*WHAT THE EXERCISE ASKS:* Give back the records below exactly, every one, with no pictures.

+++ EXTRACTED ENTRIES

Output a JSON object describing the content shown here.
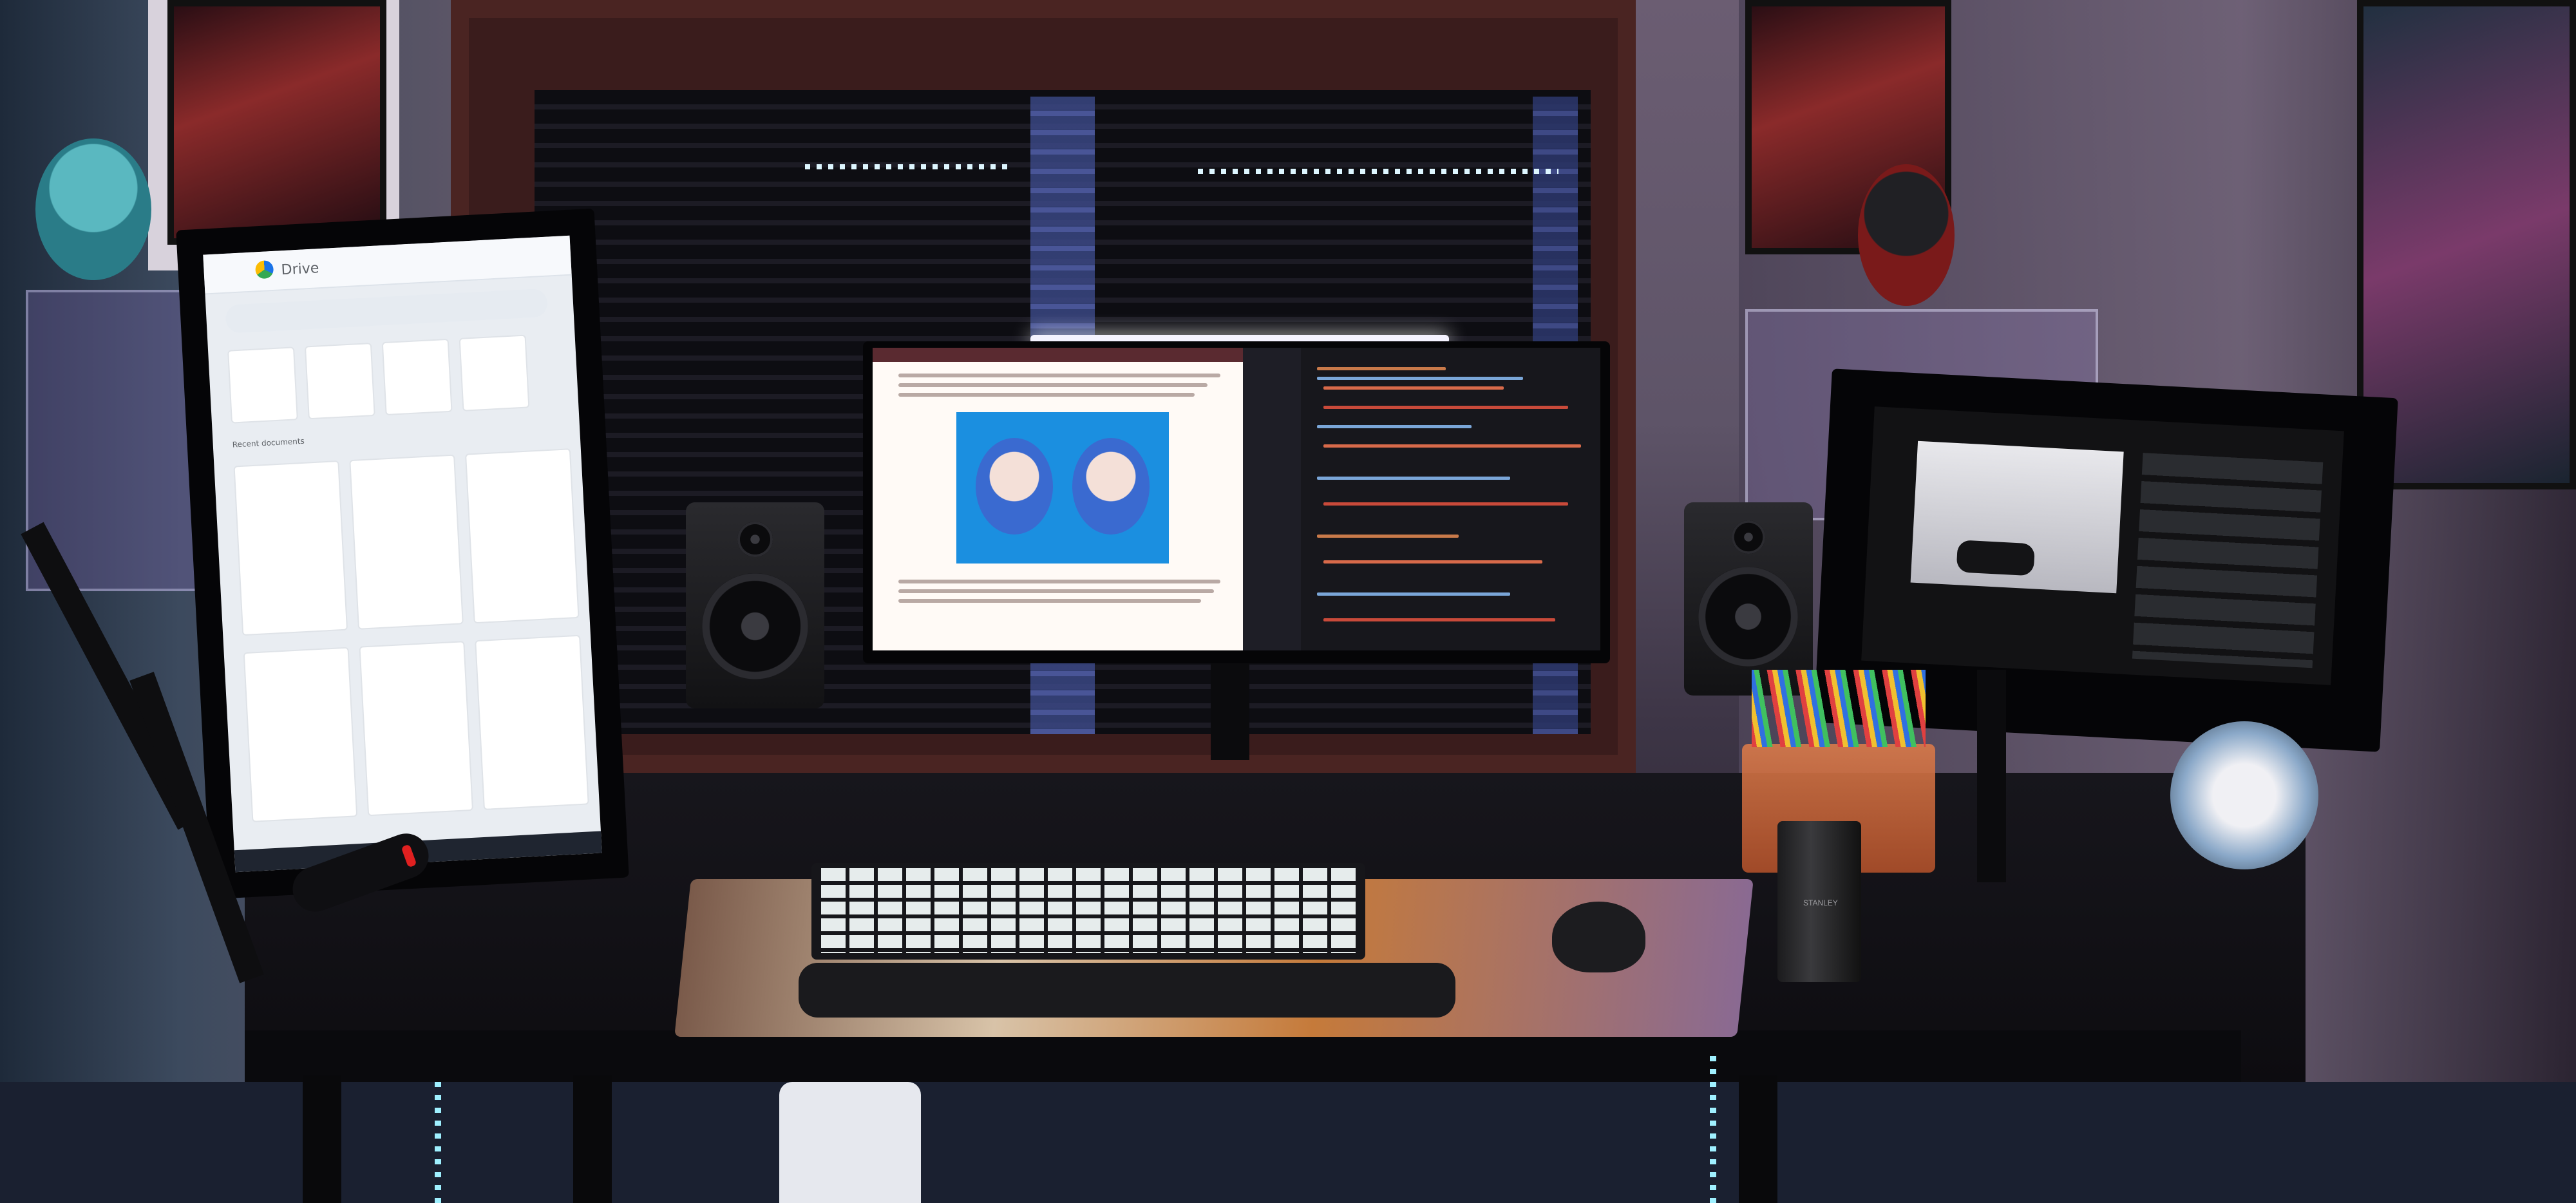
{
  "scene": {
    "description_tag": "photo",
    "accent_colors": {
      "led": "#ddf6ff",
      "wall_purple": "#6b5d72",
      "drive_blue": "#1a73e8",
      "fumo_bg": "#1b8fe0"
    }
  },
  "left_monitor": {
    "app_title": "Drive",
    "section_label": "Recent documents"
  },
  "center_monitor": {
    "left_pane": "browser-article",
    "right_pane": "code-editor"
  },
  "right_monitor": {
    "content": "video-player"
  },
  "thermos": {
    "label": "STANLEY"
  },
  "icons": [
    "drive-logo-icon",
    "fumo-figure-icon",
    "speaker-icon",
    "keyboard-icon",
    "mouse-icon"
  ]
}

++++++

*COMPLETE OUTPUT:*
Output a JSON object describing the content shown here.
{
  "scene": {
    "description_tag": "photo",
    "accent_colors": {
      "led": "#ddf6ff",
      "wall_purple": "#6b5d72",
      "drive_blue": "#1a73e8",
      "fumo_bg": "#1b8fe0"
    }
  },
  "left_monitor": {
    "app_title": "Drive",
    "section_label": "Recent documents"
  },
  "center_monitor": {
    "left_pane": "browser-article",
    "right_pane": "code-editor"
  },
  "right_monitor": {
    "content": "video-player"
  },
  "thermos": {
    "label": "STANLEY"
  },
  "icons": [
    "drive-logo-icon",
    "fumo-figure-icon",
    "speaker-icon",
    "keyboard-icon",
    "mouse-icon"
  ]
}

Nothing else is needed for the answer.